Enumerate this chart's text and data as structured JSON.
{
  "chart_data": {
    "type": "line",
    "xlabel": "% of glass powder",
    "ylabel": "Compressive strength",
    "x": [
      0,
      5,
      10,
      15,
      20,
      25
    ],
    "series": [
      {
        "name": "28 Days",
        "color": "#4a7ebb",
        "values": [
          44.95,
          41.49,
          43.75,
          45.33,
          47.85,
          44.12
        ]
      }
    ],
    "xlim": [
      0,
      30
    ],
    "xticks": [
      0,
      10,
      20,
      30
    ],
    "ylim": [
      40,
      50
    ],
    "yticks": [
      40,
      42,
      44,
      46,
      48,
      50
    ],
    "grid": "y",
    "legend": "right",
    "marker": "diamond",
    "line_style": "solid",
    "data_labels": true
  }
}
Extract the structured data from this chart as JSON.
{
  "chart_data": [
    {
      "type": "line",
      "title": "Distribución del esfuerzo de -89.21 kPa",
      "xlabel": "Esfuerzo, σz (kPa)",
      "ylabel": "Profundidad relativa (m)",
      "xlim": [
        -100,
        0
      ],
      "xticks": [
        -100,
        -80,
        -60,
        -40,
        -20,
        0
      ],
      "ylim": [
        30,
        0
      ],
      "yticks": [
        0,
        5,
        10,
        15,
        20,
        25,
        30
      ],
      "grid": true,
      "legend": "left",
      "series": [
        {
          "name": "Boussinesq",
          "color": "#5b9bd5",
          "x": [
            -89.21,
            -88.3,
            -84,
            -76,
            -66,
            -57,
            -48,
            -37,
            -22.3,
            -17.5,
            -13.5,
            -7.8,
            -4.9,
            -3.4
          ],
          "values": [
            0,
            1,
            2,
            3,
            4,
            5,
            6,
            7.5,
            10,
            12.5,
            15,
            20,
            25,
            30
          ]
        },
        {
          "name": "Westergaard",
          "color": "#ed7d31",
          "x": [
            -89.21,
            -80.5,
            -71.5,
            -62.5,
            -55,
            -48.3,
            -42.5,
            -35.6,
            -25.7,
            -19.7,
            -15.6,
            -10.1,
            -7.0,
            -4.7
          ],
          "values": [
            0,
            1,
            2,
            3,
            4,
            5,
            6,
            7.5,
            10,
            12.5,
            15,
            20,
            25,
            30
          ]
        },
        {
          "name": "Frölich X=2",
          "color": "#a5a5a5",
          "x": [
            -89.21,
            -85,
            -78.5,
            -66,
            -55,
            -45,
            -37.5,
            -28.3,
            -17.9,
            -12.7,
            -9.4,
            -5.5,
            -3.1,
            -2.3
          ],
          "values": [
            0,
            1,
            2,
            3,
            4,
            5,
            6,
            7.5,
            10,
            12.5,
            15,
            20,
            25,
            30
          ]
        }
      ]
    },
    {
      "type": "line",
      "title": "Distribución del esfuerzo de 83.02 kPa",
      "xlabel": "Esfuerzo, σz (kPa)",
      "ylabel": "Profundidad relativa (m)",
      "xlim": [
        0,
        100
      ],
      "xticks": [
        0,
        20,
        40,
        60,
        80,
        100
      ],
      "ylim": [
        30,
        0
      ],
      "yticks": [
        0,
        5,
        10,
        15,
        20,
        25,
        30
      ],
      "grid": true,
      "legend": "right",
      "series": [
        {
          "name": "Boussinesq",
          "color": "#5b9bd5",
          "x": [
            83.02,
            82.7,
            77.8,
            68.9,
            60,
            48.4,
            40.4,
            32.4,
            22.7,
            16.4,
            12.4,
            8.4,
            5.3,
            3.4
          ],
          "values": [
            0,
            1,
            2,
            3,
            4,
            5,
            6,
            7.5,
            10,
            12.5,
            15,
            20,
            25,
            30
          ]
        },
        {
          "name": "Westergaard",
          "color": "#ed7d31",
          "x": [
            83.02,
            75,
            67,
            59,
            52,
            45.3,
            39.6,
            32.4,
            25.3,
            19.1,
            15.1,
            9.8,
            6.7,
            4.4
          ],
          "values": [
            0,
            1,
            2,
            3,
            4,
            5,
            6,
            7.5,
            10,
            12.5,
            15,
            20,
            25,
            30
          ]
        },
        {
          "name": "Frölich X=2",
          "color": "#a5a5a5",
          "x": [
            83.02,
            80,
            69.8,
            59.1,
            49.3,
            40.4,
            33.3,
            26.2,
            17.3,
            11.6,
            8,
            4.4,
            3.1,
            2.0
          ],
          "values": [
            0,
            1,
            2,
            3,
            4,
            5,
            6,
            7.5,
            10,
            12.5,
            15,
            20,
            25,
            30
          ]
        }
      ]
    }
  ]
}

========================

— DIRECTIONS FOR THIS TASK —
Count every line in the entries above where the word "title" appears; respond with the number alone.

— WRITTEN SOLUTION —
2